• **Problem**
In your copy, repeat the records exactly and leave out the pictures.

==== Task input ====

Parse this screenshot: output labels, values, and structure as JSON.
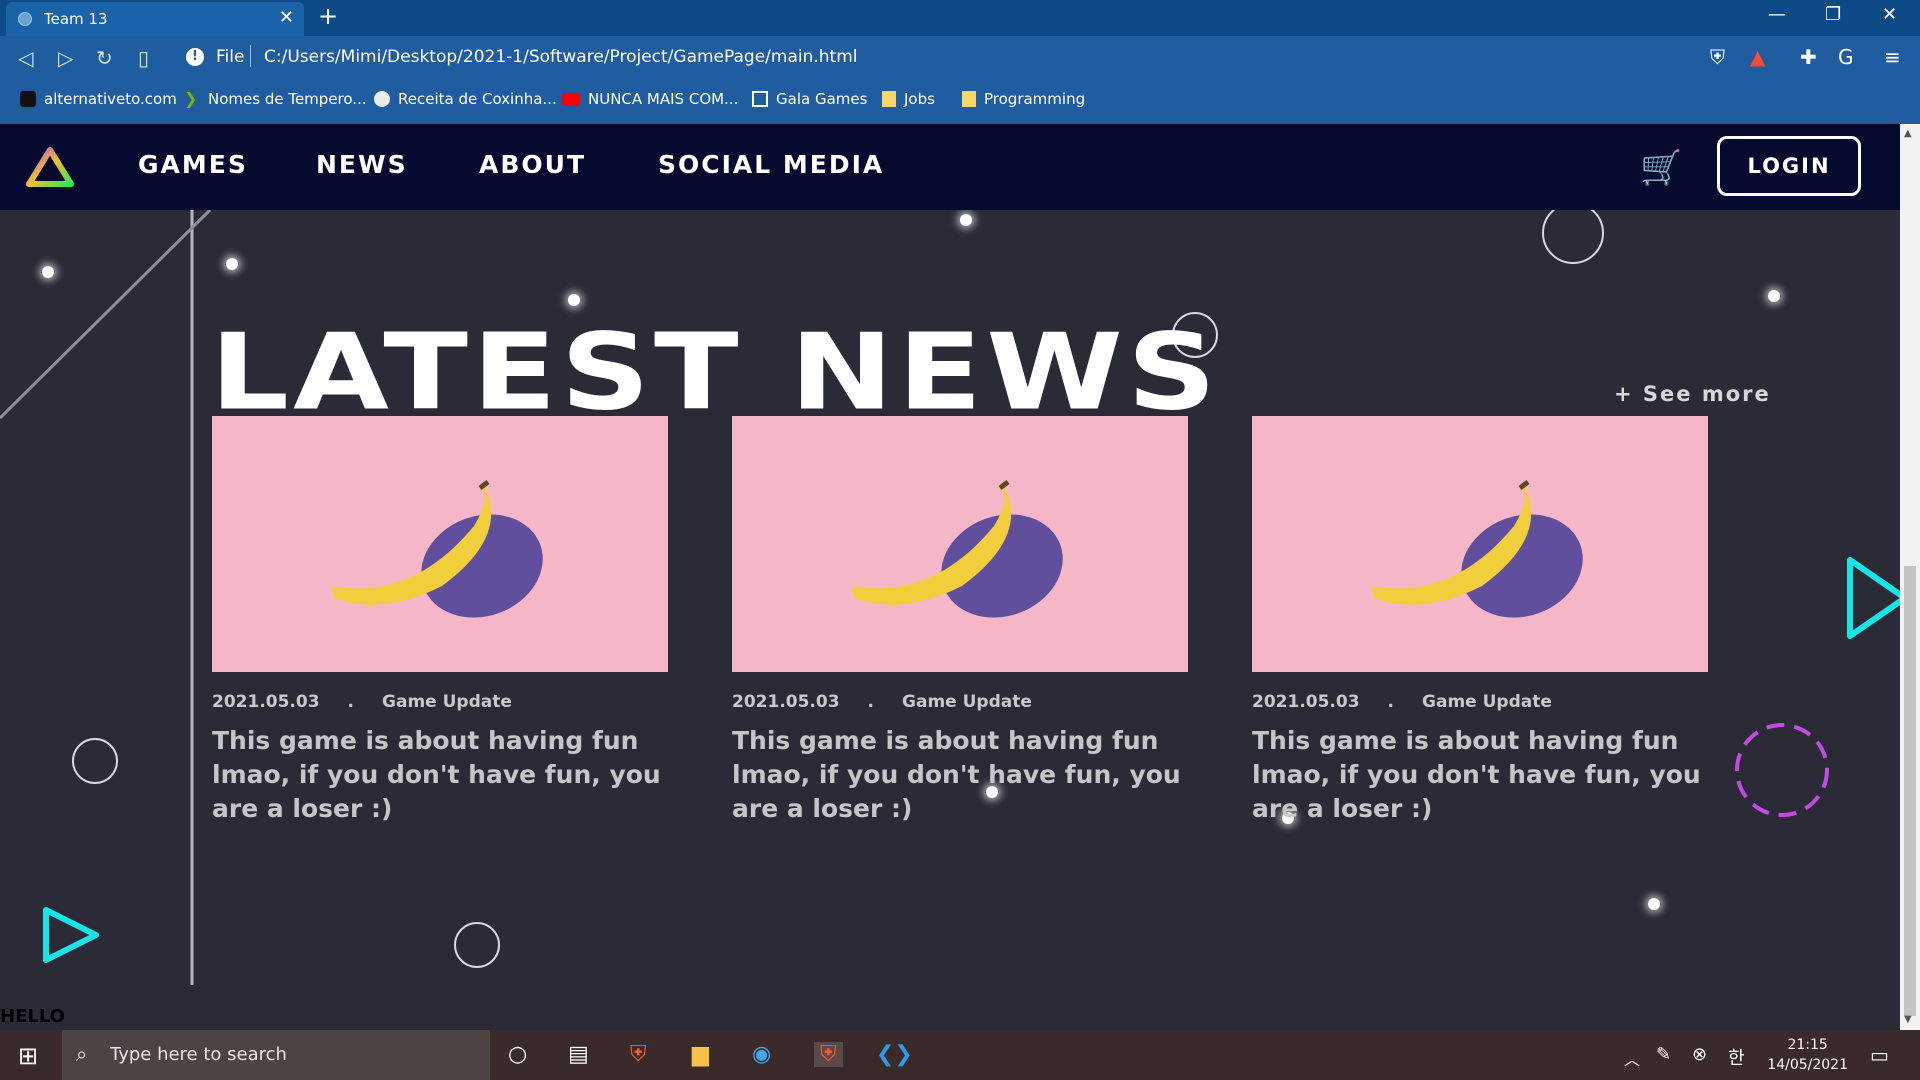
{
  "browser": {
    "tab_title": "Team 13",
    "tab_close": "✕",
    "new_tab": "+",
    "url_scheme": "File",
    "url": "C:/Users/Mimi/Desktop/2021-1/Software/Project/GamePage/main.html",
    "extension_badge": "1",
    "window_controls": {
      "minimize": "—",
      "restore": "❐",
      "close": "✕"
    }
  },
  "bookmarks": [
    {
      "label": "alternativeto.com",
      "icon": "alternativeto-icon",
      "color": "#1f1f1f"
    },
    {
      "label": "Nomes de Tempero...",
      "icon": "chevron-green-icon",
      "color": "#7ab800"
    },
    {
      "label": "Receita de Coxinha...",
      "icon": "chef-icon",
      "color": "#e8e8e8"
    },
    {
      "label": "NUNCA MAIS COM...",
      "icon": "youtube-icon",
      "color": "#ff0000"
    },
    {
      "label": "Gala Games",
      "icon": "cube-icon",
      "color": "#ffffff"
    },
    {
      "label": "Jobs",
      "icon": "folder-icon",
      "color": "#f6d76b"
    },
    {
      "label": "Programming",
      "icon": "folder-icon",
      "color": "#f6d76b"
    }
  ],
  "nav": {
    "links": [
      "GAMES",
      "NEWS",
      "ABOUT",
      "SOCIAL MEDIA"
    ],
    "login": "LOGIN"
  },
  "main": {
    "headline": "LATEST NEWS",
    "see_more": "+ See more",
    "cards": [
      {
        "date": "2021.05.03",
        "sep": ".",
        "category": "Game Update",
        "text": "This game is about having fun lmao, if you don't have fun, you are a loser :)"
      },
      {
        "date": "2021.05.03",
        "sep": ".",
        "category": "Game Update",
        "text": "This game is about having fun lmao, if you don't have fun, you are a loser :)"
      },
      {
        "date": "2021.05.03",
        "sep": ".",
        "category": "Game Update",
        "text": "This game is about having fun lmao, if you don't have fun, you are a loser :)"
      }
    ],
    "footer_text": "HELLO"
  },
  "taskbar": {
    "search_placeholder": "Type here to search",
    "time": "21:15",
    "date": "14/05/2021"
  },
  "colors": {
    "page_bg": "#2b2b38",
    "nav_bg": "#050a2e",
    "card_bg": "#f5b6c7",
    "accent_cyan": "#17e6e6",
    "accent_purple": "#c04ce0"
  }
}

====

• **Solution for this exercise**
Parse this screenshot: output labels, values, and structure as JSON.
{
  "browser": {
    "tab_title": "Team 13",
    "tab_close": "✕",
    "new_tab": "+",
    "url_scheme": "File",
    "url": "C:/Users/Mimi/Desktop/2021-1/Software/Project/GamePage/main.html",
    "extension_badge": "1",
    "window_controls": {
      "minimize": "—",
      "restore": "❐",
      "close": "✕"
    }
  },
  "bookmarks": [
    {
      "label": "alternativeto.com",
      "icon": "alternativeto-icon",
      "color": "#1f1f1f"
    },
    {
      "label": "Nomes de Tempero...",
      "icon": "chevron-green-icon",
      "color": "#7ab800"
    },
    {
      "label": "Receita de Coxinha...",
      "icon": "chef-icon",
      "color": "#e8e8e8"
    },
    {
      "label": "NUNCA MAIS COM...",
      "icon": "youtube-icon",
      "color": "#ff0000"
    },
    {
      "label": "Gala Games",
      "icon": "cube-icon",
      "color": "#ffffff"
    },
    {
      "label": "Jobs",
      "icon": "folder-icon",
      "color": "#f6d76b"
    },
    {
      "label": "Programming",
      "icon": "folder-icon",
      "color": "#f6d76b"
    }
  ],
  "nav": {
    "links": [
      "GAMES",
      "NEWS",
      "ABOUT",
      "SOCIAL MEDIA"
    ],
    "login": "LOGIN"
  },
  "main": {
    "headline": "LATEST NEWS",
    "see_more": "+ See more",
    "cards": [
      {
        "date": "2021.05.03",
        "sep": ".",
        "category": "Game Update",
        "text": "This game is about having fun lmao, if you don't have fun, you are a loser :)"
      },
      {
        "date": "2021.05.03",
        "sep": ".",
        "category": "Game Update",
        "text": "This game is about having fun lmao, if you don't have fun, you are a loser :)"
      },
      {
        "date": "2021.05.03",
        "sep": ".",
        "category": "Game Update",
        "text": "This game is about having fun lmao, if you don't have fun, you are a loser :)"
      }
    ],
    "footer_text": "HELLO"
  },
  "taskbar": {
    "search_placeholder": "Type here to search",
    "time": "21:15",
    "date": "14/05/2021"
  },
  "colors": {
    "page_bg": "#2b2b38",
    "nav_bg": "#050a2e",
    "card_bg": "#f5b6c7",
    "accent_cyan": "#17e6e6",
    "accent_purple": "#c04ce0"
  }
}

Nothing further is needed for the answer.